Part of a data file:
● ● ● ● ●

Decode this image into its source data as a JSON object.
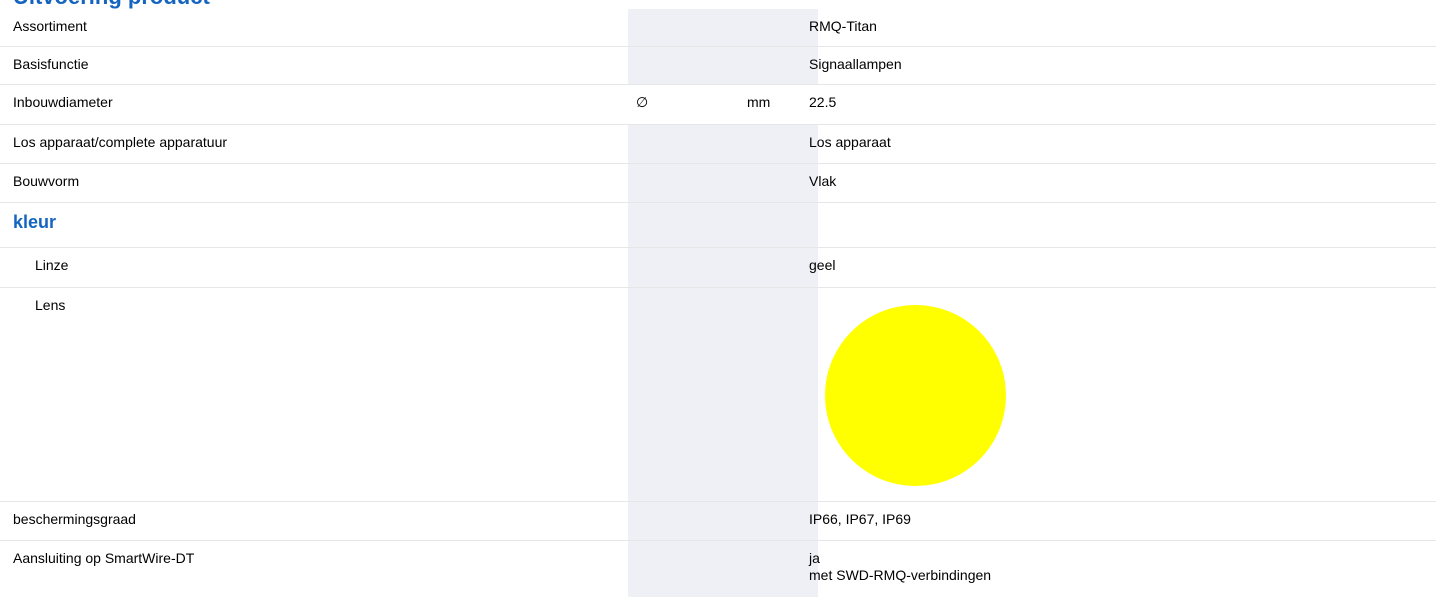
{
  "header": {
    "cutoff_title": "Uitvoering product"
  },
  "rows": [
    {
      "label": "Assortiment",
      "symbol": "",
      "unit": "",
      "value": "RMQ-Titan"
    },
    {
      "label": "Basisfunctie",
      "symbol": "",
      "unit": "",
      "value": "Signaallampen"
    },
    {
      "label": "Inbouwdiameter",
      "symbol": "∅",
      "unit": "mm",
      "value": "22.5"
    },
    {
      "label": "Los apparaat/complete apparatuur",
      "symbol": "",
      "unit": "",
      "value": "Los apparaat"
    },
    {
      "label": "Bouwvorm",
      "symbol": "",
      "unit": "",
      "value": "Vlak"
    }
  ],
  "section": {
    "title": "kleur"
  },
  "color_rows": [
    {
      "label": "Linze",
      "value": "geel"
    },
    {
      "label": "Lens",
      "swatch_name": "yellow-lens-swatch",
      "swatch_color": "#ffff00"
    }
  ],
  "bottom_rows": [
    {
      "label": "beschermingsgraad",
      "value": "IP66, IP67, IP69"
    },
    {
      "label": "Aansluiting op SmartWire-DT",
      "value_line1": "ja",
      "value_line2": "met SWD-RMQ-verbindingen"
    }
  ]
}
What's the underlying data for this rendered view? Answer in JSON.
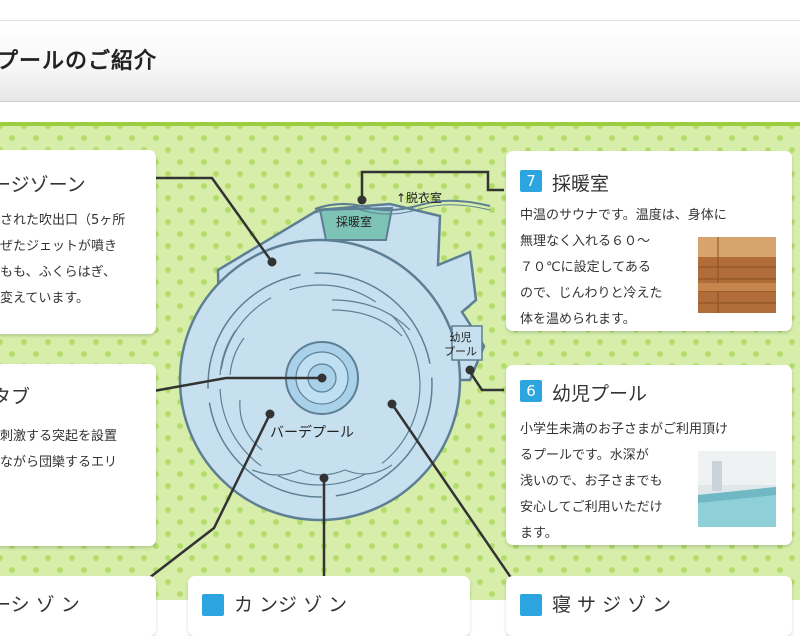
{
  "header": {
    "title": "プールのご紹介"
  },
  "map": {
    "label_sauna": "採暖室",
    "label_dressing": "↑脱衣室",
    "label_kids_pool": "幼児\nプール",
    "label_bade_pool": "バーデプール"
  },
  "cards": {
    "massage": {
      "title": "ージゾーン",
      "body": "された吹出口（5ヶ所\nぜたジェットが噴き\nもも、ふくらはぎ、\n変えています。"
    },
    "tub": {
      "title": "タブ",
      "body": "刺激する突起を設置\nながら団欒するエリ"
    },
    "sauna": {
      "number": "7",
      "title": "採暖室",
      "body": "中温のサウナです。温度は、身体に\n無理なく入れる６０～\n７０℃に設定してある\nので、じんわりと冷えた\n体を温められます。"
    },
    "kids": {
      "number": "6",
      "title": "幼児プール",
      "body": "小学生未満のお子さまがご利用頂け\nるプールです。水深が\n浅いので、お子さまでも\n安心してご利用いただけ\nます。"
    },
    "bottom_left": {
      "title": "ーシ ゾ  ン"
    },
    "bottom_mid": {
      "title": "カ    ンジ ゾ  ン"
    },
    "bottom_right": {
      "title": "寝  サ  ジ ゾ  ン"
    }
  },
  "colors": {
    "accent": "#2ba4e0",
    "green": "#9ccd3e",
    "pool": "#c6e0f0",
    "line": "#5e7f93"
  }
}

● ● ● ● ●

WHAT YOU WILL DO: Print all of the entries word for word. Omit the pictures they contain.

RESPONSE:
Decode this image into its source data as a JSON object.
{
  "header": {
    "cutoff_title": "Uitvoering product"
  },
  "rows": [
    {
      "label": "Assortiment",
      "symbol": "",
      "unit": "",
      "value": "RMQ-Titan"
    },
    {
      "label": "Basisfunctie",
      "symbol": "",
      "unit": "",
      "value": "Signaallampen"
    },
    {
      "label": "Inbouwdiameter",
      "symbol": "∅",
      "unit": "mm",
      "value": "22.5"
    },
    {
      "label": "Los apparaat/complete apparatuur",
      "symbol": "",
      "unit": "",
      "value": "Los apparaat"
    },
    {
      "label": "Bouwvorm",
      "symbol": "",
      "unit": "",
      "value": "Vlak"
    }
  ],
  "section": {
    "title": "kleur"
  },
  "color_rows": [
    {
      "label": "Linze",
      "value": "geel"
    },
    {
      "label": "Lens",
      "swatch_name": "yellow-lens-swatch",
      "swatch_color": "#ffff00"
    }
  ],
  "bottom_rows": [
    {
      "label": "beschermingsgraad",
      "value": "IP66, IP67, IP69"
    },
    {
      "label": "Aansluiting op SmartWire-DT",
      "value_line1": "ja",
      "value_line2": "met SWD-RMQ-verbindingen"
    }
  ]
}
What's the underlying data for this rendered view? Answer in JSON.
{
  "header": {
    "title": "プールのご紹介"
  },
  "map": {
    "label_sauna": "採暖室",
    "label_dressing": "↑脱衣室",
    "label_kids_pool": "幼児\nプール",
    "label_bade_pool": "バーデプール"
  },
  "cards": {
    "massage": {
      "title": "ージゾーン",
      "body": "された吹出口（5ヶ所\nぜたジェットが噴き\nもも、ふくらはぎ、\n変えています。"
    },
    "tub": {
      "title": "タブ",
      "body": "刺激する突起を設置\nながら団欒するエリ"
    },
    "sauna": {
      "number": "7",
      "title": "採暖室",
      "body": "中温のサウナです。温度は、身体に\n無理なく入れる６０～\n７０℃に設定してある\nので、じんわりと冷えた\n体を温められます。"
    },
    "kids": {
      "number": "6",
      "title": "幼児プール",
      "body": "小学生未満のお子さまがご利用頂け\nるプールです。水深が\n浅いので、お子さまでも\n安心してご利用いただけ\nます。"
    },
    "bottom_left": {
      "title": "ーシ ゾ  ン"
    },
    "bottom_mid": {
      "title": "カ    ンジ ゾ  ン"
    },
    "bottom_right": {
      "title": "寝  サ  ジ ゾ  ン"
    }
  },
  "colors": {
    "accent": "#2ba4e0",
    "green": "#9ccd3e",
    "pool": "#c6e0f0",
    "line": "#5e7f93"
  }
}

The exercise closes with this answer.